▶ _AIM OF THE EXERCISE_:
Wherever the word "JSON" turns up in a line of the entries, copy that line.

▶ _Chart and figure data_:
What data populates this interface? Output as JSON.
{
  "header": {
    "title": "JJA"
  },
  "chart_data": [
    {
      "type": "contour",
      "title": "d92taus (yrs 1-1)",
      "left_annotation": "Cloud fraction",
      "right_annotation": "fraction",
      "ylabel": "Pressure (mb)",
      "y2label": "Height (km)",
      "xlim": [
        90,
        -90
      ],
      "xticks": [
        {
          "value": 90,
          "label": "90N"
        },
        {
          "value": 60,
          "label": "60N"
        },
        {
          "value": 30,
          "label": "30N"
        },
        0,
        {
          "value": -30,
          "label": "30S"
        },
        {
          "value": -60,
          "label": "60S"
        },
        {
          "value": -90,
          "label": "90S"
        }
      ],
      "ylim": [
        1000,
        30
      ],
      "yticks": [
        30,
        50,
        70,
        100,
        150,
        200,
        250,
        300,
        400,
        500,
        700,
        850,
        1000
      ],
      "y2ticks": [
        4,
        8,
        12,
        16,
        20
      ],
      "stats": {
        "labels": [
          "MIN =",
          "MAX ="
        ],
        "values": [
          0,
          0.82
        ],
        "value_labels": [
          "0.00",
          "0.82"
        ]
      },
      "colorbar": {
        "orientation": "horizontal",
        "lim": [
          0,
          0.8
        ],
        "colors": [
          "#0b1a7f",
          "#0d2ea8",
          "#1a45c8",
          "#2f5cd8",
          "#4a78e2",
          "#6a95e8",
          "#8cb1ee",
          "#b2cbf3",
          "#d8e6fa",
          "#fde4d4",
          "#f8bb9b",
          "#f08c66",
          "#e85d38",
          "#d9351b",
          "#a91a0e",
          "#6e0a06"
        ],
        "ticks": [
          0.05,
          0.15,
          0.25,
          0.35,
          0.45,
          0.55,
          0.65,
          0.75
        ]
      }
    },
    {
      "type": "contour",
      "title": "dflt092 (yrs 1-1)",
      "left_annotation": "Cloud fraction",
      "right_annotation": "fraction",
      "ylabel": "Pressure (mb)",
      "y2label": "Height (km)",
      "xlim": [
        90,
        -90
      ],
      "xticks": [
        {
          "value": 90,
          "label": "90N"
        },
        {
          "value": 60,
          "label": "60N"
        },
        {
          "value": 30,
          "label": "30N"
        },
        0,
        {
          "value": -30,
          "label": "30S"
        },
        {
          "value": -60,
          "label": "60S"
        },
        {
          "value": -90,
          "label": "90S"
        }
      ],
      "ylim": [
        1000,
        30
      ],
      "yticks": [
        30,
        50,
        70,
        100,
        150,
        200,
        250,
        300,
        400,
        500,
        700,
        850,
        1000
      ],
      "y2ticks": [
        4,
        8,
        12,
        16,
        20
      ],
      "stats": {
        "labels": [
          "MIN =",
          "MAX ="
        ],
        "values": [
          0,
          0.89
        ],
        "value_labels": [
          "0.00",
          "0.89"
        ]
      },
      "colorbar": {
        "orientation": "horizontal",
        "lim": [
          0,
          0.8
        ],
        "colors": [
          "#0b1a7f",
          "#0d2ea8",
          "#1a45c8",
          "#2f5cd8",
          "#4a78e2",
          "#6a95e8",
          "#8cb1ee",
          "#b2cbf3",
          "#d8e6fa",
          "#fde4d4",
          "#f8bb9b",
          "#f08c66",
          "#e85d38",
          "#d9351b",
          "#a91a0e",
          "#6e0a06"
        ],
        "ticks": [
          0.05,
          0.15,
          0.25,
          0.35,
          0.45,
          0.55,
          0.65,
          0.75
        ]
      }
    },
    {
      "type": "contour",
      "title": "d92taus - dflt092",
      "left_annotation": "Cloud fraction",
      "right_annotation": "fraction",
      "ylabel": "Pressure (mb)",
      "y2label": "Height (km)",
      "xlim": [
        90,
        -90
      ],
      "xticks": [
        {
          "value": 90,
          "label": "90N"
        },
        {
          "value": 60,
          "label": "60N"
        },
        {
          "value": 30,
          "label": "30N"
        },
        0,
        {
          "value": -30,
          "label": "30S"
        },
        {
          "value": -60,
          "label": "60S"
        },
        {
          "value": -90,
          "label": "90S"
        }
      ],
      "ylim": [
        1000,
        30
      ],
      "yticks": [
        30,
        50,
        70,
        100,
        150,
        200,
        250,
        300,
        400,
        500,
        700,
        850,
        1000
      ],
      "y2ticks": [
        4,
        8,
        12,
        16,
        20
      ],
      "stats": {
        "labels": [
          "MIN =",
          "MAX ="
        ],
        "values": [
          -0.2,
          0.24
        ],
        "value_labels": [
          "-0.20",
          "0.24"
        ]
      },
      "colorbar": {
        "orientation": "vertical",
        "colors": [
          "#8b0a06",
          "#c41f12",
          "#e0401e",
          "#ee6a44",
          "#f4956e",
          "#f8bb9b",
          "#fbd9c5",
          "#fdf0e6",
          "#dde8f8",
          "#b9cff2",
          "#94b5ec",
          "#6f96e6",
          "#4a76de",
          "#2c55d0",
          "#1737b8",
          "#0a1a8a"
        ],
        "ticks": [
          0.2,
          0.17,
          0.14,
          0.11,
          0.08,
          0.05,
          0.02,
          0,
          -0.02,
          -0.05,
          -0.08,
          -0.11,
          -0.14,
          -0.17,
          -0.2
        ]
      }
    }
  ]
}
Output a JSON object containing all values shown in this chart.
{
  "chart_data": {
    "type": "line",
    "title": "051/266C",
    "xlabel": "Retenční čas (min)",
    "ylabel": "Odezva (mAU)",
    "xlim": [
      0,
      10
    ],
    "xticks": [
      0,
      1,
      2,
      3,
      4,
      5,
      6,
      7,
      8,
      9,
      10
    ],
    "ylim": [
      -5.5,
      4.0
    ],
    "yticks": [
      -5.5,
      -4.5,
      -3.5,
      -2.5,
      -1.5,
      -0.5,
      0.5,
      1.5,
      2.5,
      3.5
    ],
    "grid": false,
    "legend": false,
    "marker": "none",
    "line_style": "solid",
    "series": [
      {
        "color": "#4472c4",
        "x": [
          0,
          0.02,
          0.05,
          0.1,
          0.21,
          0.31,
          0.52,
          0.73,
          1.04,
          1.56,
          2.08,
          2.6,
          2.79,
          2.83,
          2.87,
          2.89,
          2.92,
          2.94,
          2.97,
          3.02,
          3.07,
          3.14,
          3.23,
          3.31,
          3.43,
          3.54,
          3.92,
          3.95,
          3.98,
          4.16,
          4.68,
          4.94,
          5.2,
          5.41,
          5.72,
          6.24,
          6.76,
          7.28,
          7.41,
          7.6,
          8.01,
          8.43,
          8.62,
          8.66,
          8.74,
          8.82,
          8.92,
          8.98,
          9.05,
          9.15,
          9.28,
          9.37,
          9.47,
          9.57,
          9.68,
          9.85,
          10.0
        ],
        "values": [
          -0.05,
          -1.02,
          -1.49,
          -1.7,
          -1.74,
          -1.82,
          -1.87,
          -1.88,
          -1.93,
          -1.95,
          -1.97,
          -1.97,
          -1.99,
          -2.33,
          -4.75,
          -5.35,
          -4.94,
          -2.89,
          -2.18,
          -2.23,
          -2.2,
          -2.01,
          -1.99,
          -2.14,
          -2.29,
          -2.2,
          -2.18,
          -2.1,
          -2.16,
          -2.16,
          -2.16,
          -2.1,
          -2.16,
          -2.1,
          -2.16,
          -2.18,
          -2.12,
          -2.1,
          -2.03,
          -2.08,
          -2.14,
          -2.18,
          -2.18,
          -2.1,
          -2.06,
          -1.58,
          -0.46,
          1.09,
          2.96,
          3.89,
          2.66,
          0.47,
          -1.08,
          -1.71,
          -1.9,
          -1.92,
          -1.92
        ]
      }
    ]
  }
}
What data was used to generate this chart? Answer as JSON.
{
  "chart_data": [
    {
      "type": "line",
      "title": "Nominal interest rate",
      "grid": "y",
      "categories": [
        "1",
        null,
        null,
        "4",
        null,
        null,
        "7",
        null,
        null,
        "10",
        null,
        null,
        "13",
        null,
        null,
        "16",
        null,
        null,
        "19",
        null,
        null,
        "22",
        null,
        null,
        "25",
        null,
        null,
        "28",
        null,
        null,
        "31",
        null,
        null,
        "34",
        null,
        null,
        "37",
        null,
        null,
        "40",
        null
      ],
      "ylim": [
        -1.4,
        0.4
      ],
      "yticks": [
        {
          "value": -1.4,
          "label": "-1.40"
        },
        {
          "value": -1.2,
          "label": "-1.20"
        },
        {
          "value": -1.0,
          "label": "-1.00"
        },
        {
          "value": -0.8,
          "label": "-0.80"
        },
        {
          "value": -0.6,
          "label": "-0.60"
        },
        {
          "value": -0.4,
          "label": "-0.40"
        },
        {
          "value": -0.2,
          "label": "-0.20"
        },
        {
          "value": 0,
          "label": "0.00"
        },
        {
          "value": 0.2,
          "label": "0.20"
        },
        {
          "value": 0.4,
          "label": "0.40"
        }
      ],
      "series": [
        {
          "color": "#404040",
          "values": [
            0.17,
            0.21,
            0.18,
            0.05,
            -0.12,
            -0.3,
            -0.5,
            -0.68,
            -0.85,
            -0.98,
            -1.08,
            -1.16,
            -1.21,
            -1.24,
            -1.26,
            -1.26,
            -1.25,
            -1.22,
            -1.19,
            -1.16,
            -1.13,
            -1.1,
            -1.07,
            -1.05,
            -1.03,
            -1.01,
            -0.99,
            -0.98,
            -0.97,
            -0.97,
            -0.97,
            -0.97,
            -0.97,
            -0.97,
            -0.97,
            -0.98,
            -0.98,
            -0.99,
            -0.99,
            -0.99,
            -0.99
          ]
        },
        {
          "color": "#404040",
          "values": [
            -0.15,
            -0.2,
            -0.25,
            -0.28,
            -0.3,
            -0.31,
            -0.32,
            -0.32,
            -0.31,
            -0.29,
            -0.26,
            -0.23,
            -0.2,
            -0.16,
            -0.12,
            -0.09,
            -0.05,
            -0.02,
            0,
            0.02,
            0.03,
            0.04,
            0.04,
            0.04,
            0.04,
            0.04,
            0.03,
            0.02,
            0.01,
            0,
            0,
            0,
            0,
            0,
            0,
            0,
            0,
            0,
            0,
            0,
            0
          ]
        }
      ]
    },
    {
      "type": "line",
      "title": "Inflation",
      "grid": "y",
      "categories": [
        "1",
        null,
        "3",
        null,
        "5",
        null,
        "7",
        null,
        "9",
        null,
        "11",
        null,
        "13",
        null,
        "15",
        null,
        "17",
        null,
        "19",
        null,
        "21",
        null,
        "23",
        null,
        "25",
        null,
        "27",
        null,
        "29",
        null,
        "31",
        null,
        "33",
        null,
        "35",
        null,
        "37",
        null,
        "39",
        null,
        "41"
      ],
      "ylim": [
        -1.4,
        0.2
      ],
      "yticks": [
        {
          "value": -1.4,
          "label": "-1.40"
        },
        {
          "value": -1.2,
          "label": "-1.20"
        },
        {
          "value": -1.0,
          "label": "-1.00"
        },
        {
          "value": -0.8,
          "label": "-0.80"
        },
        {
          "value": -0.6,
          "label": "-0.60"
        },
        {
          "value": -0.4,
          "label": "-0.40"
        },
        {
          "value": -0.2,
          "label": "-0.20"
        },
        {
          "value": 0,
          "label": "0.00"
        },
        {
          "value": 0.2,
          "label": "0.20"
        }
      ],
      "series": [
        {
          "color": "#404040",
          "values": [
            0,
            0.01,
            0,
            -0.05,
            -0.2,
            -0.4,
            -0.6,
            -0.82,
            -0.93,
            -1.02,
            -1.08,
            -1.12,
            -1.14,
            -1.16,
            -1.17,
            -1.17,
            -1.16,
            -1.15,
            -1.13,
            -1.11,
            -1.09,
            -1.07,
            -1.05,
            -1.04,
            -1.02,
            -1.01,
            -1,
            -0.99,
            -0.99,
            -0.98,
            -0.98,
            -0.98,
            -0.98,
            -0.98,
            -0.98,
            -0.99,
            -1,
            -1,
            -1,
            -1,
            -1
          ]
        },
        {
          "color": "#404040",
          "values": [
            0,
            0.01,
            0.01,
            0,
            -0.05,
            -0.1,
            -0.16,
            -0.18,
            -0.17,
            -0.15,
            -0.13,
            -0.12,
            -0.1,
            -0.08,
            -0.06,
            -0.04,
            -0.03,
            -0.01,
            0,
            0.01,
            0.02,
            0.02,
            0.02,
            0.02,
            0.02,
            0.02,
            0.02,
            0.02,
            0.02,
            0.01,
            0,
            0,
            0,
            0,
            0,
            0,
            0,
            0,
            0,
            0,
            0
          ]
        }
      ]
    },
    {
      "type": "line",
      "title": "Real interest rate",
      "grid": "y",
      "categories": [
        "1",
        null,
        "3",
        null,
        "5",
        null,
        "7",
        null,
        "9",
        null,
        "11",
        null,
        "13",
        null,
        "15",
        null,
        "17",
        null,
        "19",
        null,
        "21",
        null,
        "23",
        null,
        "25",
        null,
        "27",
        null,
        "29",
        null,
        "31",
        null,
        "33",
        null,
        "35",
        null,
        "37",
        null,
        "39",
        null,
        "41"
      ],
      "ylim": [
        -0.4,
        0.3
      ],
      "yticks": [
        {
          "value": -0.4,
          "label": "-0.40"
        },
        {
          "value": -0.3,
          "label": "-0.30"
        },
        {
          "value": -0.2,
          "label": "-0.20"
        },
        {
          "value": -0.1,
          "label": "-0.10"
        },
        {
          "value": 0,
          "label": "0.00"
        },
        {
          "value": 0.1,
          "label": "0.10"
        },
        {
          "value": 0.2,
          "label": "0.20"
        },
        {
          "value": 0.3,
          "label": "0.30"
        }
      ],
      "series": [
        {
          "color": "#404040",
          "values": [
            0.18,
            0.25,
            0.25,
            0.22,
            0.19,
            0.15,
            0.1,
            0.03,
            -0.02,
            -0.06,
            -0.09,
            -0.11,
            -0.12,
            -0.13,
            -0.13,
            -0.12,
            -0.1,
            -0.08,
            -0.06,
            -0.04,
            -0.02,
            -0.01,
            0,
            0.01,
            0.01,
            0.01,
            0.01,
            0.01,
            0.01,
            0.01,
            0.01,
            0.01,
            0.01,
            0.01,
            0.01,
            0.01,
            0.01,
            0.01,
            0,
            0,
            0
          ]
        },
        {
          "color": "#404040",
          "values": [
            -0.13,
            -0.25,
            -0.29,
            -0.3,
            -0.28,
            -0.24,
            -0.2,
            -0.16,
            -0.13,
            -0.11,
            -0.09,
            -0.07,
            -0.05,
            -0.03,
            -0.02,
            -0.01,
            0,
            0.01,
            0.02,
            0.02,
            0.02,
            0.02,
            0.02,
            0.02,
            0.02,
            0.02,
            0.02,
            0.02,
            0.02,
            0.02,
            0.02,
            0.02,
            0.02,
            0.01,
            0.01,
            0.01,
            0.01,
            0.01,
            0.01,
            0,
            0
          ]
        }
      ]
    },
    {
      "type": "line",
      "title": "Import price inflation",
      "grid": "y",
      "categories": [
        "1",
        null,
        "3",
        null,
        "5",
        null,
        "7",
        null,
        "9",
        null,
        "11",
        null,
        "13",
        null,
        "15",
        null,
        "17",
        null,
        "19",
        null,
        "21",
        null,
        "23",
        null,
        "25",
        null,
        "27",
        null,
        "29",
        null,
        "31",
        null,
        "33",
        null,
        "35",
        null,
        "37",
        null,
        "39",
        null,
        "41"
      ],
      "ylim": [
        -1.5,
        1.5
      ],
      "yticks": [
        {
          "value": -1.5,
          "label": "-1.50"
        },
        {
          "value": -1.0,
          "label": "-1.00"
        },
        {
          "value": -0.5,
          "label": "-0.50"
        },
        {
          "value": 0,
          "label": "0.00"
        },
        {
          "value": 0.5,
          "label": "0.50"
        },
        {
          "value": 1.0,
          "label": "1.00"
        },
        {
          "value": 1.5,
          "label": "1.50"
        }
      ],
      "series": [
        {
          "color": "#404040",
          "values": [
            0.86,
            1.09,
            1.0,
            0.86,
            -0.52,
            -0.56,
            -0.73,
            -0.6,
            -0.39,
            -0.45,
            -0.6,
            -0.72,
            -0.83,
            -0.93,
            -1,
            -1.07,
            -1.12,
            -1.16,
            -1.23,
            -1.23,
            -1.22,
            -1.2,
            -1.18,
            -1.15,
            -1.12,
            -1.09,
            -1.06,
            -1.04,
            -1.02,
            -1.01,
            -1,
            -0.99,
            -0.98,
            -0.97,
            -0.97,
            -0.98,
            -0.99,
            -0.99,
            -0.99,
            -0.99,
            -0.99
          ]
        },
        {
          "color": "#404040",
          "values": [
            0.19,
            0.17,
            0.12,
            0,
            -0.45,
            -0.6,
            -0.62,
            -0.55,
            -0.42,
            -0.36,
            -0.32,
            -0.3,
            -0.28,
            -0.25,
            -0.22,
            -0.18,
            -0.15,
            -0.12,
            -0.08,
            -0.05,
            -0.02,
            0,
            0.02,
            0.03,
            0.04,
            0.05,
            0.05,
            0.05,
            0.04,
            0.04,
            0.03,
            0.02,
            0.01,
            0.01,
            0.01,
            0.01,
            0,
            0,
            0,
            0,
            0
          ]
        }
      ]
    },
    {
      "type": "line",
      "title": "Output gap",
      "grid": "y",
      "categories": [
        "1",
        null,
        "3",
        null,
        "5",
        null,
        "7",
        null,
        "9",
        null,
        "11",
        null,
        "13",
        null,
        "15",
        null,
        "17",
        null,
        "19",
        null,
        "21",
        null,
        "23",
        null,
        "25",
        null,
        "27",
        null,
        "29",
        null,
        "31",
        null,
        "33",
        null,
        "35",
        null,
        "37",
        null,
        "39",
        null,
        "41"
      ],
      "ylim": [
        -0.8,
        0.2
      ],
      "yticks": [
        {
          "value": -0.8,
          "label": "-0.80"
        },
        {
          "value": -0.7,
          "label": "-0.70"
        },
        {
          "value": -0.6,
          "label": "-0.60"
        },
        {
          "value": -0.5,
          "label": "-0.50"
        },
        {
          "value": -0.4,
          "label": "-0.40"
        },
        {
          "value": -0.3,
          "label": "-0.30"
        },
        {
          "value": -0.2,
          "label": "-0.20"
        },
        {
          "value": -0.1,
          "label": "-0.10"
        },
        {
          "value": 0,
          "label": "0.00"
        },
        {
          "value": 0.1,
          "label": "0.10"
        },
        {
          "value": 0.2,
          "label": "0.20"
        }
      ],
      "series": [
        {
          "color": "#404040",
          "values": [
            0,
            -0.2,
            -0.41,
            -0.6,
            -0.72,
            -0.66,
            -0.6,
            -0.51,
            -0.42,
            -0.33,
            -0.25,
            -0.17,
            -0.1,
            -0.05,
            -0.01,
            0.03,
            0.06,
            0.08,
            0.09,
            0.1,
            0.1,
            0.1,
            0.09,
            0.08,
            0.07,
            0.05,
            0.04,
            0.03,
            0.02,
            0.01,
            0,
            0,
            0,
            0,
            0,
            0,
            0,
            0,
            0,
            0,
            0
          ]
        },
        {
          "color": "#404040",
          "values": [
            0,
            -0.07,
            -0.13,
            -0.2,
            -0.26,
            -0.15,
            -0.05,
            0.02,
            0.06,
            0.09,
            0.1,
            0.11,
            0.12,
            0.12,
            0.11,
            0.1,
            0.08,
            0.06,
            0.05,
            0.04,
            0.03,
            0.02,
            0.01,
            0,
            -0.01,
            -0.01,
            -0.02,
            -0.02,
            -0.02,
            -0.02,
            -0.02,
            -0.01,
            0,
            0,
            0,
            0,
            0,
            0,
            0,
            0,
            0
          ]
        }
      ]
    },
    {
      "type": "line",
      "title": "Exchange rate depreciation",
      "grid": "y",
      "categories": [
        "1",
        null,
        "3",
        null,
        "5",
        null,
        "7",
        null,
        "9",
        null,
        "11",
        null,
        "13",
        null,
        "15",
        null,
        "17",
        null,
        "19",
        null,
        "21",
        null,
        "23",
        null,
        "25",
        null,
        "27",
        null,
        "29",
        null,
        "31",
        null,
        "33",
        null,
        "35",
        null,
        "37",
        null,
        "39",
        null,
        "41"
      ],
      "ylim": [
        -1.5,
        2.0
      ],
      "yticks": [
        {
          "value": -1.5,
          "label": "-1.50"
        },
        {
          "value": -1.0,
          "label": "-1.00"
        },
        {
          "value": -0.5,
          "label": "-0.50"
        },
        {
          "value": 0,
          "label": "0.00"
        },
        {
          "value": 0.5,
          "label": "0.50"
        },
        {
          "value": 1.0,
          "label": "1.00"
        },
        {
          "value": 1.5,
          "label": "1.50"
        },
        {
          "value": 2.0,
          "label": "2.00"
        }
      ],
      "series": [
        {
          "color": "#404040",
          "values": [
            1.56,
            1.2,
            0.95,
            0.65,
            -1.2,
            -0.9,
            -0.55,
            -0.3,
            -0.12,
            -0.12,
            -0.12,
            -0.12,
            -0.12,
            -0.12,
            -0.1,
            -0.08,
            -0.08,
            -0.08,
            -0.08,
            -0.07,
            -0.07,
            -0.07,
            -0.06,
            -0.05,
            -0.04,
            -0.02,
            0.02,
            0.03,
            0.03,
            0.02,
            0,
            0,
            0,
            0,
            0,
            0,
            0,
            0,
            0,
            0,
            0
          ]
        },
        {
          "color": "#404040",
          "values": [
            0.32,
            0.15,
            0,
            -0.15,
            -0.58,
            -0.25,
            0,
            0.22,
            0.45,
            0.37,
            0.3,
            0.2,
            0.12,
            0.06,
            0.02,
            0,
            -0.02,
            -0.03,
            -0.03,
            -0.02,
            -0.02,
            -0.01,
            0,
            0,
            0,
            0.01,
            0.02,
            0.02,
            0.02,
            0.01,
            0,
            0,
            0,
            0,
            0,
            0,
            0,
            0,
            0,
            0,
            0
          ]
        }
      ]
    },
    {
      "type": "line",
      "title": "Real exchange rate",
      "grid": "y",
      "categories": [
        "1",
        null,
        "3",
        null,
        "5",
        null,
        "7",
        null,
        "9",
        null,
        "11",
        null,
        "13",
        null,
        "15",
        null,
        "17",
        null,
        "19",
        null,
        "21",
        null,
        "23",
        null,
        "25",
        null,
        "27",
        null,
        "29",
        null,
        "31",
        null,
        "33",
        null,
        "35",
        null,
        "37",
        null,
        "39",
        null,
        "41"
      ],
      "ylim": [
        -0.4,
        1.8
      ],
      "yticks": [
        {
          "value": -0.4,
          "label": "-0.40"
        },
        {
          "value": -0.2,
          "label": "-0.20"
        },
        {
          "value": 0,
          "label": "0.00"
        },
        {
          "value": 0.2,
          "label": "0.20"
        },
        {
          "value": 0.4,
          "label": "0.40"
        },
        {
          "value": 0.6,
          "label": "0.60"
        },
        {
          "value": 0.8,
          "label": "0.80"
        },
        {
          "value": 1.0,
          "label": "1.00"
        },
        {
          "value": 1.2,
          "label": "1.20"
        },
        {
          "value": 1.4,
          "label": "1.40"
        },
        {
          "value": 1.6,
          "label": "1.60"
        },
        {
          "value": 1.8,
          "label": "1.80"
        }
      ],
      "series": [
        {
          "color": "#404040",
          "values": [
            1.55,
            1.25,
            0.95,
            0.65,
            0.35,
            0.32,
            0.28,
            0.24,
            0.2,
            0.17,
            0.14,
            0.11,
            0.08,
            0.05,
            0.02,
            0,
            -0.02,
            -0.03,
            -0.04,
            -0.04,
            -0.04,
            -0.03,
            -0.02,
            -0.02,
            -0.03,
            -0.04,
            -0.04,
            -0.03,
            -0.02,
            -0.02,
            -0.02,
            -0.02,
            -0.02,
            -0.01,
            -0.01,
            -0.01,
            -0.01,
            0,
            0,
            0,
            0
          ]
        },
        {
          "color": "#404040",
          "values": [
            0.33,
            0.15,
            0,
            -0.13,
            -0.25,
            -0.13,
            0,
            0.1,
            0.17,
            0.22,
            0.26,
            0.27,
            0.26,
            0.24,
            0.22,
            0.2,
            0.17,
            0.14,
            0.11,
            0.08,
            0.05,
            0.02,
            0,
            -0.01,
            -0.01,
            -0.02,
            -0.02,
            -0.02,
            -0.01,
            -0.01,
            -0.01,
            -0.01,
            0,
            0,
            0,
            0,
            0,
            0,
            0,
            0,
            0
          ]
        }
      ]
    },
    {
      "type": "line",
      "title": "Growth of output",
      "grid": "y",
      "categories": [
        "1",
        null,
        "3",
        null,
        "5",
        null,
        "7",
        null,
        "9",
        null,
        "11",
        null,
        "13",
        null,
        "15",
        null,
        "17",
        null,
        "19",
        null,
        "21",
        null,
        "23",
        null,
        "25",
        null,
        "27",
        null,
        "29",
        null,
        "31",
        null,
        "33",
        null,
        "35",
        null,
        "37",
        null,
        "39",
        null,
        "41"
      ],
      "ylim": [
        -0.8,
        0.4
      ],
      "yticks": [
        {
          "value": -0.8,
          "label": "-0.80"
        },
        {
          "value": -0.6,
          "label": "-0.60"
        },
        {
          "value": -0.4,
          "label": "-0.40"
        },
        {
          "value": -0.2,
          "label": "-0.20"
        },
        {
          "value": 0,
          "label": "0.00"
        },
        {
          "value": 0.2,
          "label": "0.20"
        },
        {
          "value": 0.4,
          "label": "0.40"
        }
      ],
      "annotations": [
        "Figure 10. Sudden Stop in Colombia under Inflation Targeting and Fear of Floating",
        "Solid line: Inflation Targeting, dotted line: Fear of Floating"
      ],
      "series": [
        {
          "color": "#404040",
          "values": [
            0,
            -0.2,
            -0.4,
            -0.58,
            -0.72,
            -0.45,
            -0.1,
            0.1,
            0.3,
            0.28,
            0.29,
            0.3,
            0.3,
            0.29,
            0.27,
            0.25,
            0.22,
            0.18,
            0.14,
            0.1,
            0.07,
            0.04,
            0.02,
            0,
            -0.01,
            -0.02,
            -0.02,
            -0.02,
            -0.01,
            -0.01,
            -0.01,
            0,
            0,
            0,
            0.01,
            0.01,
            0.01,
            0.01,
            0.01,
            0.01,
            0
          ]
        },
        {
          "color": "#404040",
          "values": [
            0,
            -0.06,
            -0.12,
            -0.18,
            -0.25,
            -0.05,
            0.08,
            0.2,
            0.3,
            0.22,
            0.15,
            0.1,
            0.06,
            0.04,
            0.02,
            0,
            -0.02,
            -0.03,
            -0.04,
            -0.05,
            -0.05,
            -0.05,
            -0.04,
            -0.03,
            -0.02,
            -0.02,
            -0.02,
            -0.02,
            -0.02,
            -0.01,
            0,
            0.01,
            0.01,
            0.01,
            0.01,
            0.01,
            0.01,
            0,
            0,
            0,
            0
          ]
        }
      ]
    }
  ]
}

▶ _RESULT OF THE TASK_:
What data populates this interface? Output as JSON.
Output a JSON object containing all values shown in this chart.
What data was used to generate this chart? Answer as JSON.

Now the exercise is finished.